• _Task_
Can all of these lines be returned exactly?

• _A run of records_
__________________________________________________

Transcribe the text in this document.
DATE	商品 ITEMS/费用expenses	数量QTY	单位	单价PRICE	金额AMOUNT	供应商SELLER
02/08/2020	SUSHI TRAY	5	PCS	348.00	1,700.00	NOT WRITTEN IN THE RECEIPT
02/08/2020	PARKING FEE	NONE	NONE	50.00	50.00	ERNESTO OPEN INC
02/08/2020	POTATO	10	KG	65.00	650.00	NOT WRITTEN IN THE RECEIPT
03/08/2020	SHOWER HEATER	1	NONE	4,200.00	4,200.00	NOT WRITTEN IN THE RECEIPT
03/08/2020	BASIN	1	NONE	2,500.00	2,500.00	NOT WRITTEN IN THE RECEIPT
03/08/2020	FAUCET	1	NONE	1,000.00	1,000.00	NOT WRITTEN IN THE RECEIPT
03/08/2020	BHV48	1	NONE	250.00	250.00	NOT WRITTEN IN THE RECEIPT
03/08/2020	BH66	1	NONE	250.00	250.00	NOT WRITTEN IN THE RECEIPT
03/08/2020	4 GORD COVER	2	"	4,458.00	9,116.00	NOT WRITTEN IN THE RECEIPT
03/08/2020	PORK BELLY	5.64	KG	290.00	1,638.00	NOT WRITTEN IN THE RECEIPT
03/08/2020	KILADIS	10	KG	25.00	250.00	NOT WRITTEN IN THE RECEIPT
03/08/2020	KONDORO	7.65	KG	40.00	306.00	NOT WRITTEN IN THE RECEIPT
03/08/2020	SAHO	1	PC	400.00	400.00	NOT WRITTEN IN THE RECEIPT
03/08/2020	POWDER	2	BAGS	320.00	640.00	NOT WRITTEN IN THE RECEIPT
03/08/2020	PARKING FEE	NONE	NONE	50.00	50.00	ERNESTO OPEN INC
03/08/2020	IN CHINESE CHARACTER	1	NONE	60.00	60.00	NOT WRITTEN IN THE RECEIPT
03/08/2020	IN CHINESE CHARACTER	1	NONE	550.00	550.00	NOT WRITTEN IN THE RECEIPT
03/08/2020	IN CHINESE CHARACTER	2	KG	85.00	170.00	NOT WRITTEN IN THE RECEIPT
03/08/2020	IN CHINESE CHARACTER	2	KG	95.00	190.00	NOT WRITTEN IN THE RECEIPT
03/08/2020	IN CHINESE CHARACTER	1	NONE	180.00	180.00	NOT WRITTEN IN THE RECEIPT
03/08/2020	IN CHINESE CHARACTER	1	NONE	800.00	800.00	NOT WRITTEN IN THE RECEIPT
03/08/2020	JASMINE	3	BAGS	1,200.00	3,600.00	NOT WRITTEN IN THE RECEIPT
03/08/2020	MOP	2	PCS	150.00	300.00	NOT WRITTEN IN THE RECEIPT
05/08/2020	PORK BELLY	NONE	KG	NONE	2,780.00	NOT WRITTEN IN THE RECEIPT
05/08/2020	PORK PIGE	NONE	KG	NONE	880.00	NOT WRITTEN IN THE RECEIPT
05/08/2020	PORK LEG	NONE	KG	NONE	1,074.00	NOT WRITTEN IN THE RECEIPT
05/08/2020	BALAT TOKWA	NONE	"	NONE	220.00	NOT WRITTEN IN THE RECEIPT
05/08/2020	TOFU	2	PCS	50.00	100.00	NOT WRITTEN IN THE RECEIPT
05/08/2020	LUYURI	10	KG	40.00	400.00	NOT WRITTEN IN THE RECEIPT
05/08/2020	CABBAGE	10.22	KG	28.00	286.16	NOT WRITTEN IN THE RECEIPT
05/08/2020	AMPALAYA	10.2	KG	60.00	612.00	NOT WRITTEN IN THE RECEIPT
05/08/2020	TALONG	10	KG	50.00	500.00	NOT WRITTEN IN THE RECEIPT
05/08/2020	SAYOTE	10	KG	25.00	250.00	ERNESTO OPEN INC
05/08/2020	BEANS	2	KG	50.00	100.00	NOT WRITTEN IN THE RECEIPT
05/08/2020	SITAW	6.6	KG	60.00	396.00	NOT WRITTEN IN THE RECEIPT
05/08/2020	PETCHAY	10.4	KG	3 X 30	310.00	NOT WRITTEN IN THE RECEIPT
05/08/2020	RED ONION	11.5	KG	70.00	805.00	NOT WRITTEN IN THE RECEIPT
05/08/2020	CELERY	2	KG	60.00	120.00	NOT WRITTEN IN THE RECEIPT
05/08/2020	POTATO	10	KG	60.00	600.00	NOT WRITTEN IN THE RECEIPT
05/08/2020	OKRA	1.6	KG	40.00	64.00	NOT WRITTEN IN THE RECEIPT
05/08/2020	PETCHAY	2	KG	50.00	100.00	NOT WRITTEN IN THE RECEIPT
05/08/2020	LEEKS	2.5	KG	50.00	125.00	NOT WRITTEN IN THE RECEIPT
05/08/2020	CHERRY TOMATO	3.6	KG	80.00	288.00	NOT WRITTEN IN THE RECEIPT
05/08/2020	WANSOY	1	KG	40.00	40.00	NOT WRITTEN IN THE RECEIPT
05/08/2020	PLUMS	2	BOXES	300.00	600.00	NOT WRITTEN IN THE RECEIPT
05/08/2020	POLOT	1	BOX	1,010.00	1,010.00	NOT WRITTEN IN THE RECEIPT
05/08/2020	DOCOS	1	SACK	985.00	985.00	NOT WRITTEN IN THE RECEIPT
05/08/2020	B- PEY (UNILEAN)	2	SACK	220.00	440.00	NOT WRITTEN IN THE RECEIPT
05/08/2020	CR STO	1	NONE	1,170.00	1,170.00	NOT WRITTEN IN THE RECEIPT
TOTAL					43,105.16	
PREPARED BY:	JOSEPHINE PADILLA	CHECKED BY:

__________________________________________________

• _Written response_
Transcribe the text in this document.
DATE	商品 ITEMS/费用expenses	数量QTY	单位	单价PRICE	金额AMOUNT	供应商SELLER
02/08/2020	SUSHI TRAY	5	PCS	348.00	1,700.00	NOT WRITTEN IN THE RECEIPT
02/08/2020	PARKING FEE	NONE	NONE	50.00	50.00	ERNESTO OPEN INC
02/08/2020	POTATO	10	KG	65.00	650.00	NOT WRITTEN IN THE RECEIPT
03/08/2020	SHOWER HEATER	1	NONE	4,200.00	4,200.00	NOT WRITTEN IN THE RECEIPT
03/08/2020	BASIN	1	NONE	2,500.00	2,500.00	NOT WRITTEN IN THE RECEIPT
03/08/2020	FAUCET	1	NONE	1,000.00	1,000.00	NOT WRITTEN IN THE RECEIPT
03/08/2020	BHV48	1	NONE	250.00	250.00	NOT WRITTEN IN THE RECEIPT
03/08/2020	BH66	1	NONE	250.00	250.00	NOT WRITTEN IN THE RECEIPT
03/08/2020	4 GORD COVER	2	"	4,458.00	9,116.00	NOT WRITTEN IN THE RECEIPT
03/08/2020	PORK BELLY	5.64	KG	290.00	1,638.00	NOT WRITTEN IN THE RECEIPT
03/08/2020	KILADIS	10	KG	25.00	250.00	NOT WRITTEN IN THE RECEIPT
03/08/2020	KONDORO	7.65	KG	40.00	306.00	NOT WRITTEN IN THE RECEIPT
03/08/2020	SAHO	1	PC	400.00	400.00	NOT WRITTEN IN THE RECEIPT
03/08/2020	POWDER	2	BAGS	320.00	640.00	NOT WRITTEN IN THE RECEIPT
03/08/2020	PARKING FEE	NONE	NONE	50.00	50.00	ERNESTO OPEN INC
03/08/2020	IN CHINESE CHARACTER	1	NONE	60.00	60.00	NOT WRITTEN IN THE RECEIPT
03/08/2020	IN CHINESE CHARACTER	1	NONE	550.00	550.00	NOT WRITTEN IN THE RECEIPT
03/08/2020	IN CHINESE CHARACTER	2	KG	85.00	170.00	NOT WRITTEN IN THE RECEIPT
03/08/2020	IN CHINESE CHARACTER	2	KG	95.00	190.00	NOT WRITTEN IN THE RECEIPT
03/08/2020	IN CHINESE CHARACTER	1	NONE	180.00	180.00	NOT WRITTEN IN THE RECEIPT
03/08/2020	IN CHINESE CHARACTER	1	NONE	800.00	800.00	NOT WRITTEN IN THE RECEIPT
03/08/2020	JASMINE	3	BAGS	1,200.00	3,600.00	NOT WRITTEN IN THE RECEIPT
03/08/2020	MOP	2	PCS	150.00	300.00	NOT WRITTEN IN THE RECEIPT
05/08/2020	PORK BELLY	NONE	KG	NONE	2,780.00	NOT WRITTEN IN THE RECEIPT
05/08/2020	PORK PIGE	NONE	KG	NONE	880.00	NOT WRITTEN IN THE RECEIPT
05/08/2020	PORK LEG	NONE	KG	NONE	1,074.00	NOT WRITTEN IN THE RECEIPT
05/08/2020	BALAT TOKWA	NONE	"	NONE	220.00	NOT WRITTEN IN THE RECEIPT
05/08/2020	TOFU	2	PCS	50.00	100.00	NOT WRITTEN IN THE RECEIPT
05/08/2020	LUYURI	10	KG	40.00	400.00	NOT WRITTEN IN THE RECEIPT
05/08/2020	CABBAGE	10.22	KG	28.00	286.16	NOT WRITTEN IN THE RECEIPT
05/08/2020	AMPALAYA	10.2	KG	60.00	612.00	NOT WRITTEN IN THE RECEIPT
05/08/2020	TALONG	10	KG	50.00	500.00	NOT WRITTEN IN THE RECEIPT
05/08/2020	SAYOTE	10	KG	25.00	250.00	ERNESTO OPEN INC
05/08/2020	BEANS	2	KG	50.00	100.00	NOT WRITTEN IN THE RECEIPT
05/08/2020	SITAW	6.6	KG	60.00	396.00	NOT WRITTEN IN THE RECEIPT
05/08/2020	PETCHAY	10.4	KG	3 X 30	310.00	NOT WRITTEN IN THE RECEIPT
05/08/2020	RED ONION	11.5	KG	70.00	805.00	NOT WRITTEN IN THE RECEIPT
05/08/2020	CELERY	2	KG	60.00	120.00	NOT WRITTEN IN THE RECEIPT
05/08/2020	POTATO	10	KG	60.00	600.00	NOT WRITTEN IN THE RECEIPT
05/08/2020	OKRA	1.6	KG	40.00	64.00	NOT WRITTEN IN THE RECEIPT
05/08/2020	PETCHAY	2	KG	50.00	100.00	NOT WRITTEN IN THE RECEIPT
05/08/2020	LEEKS	2.5	KG	50.00	125.00	NOT WRITTEN IN THE RECEIPT
05/08/2020	CHERRY TOMATO	3.6	KG	80.00	288.00	NOT WRITTEN IN THE RECEIPT
05/08/2020	WANSOY	1	KG	40.00	40.00	NOT WRITTEN IN THE RECEIPT
05/08/2020	PLUMS	2	BOXES	300.00	600.00	NOT WRITTEN IN THE RECEIPT
05/08/2020	POLOT	1	BOX	1,010.00	1,010.00	NOT WRITTEN IN THE RECEIPT
05/08/2020	DOCOS	1	SACK	985.00	985.00	NOT WRITTEN IN THE RECEIPT
05/08/2020	B- PEY (UNILEAN)	2	SACK	220.00	440.00	NOT WRITTEN IN THE RECEIPT
05/08/2020	CR STO	1	NONE	1,170.00	1,170.00	NOT WRITTEN IN THE RECEIPT
TOTAL					43,105.16	
PREPARED BY:	JOSEPHINE PADILLA	CHECKED BY:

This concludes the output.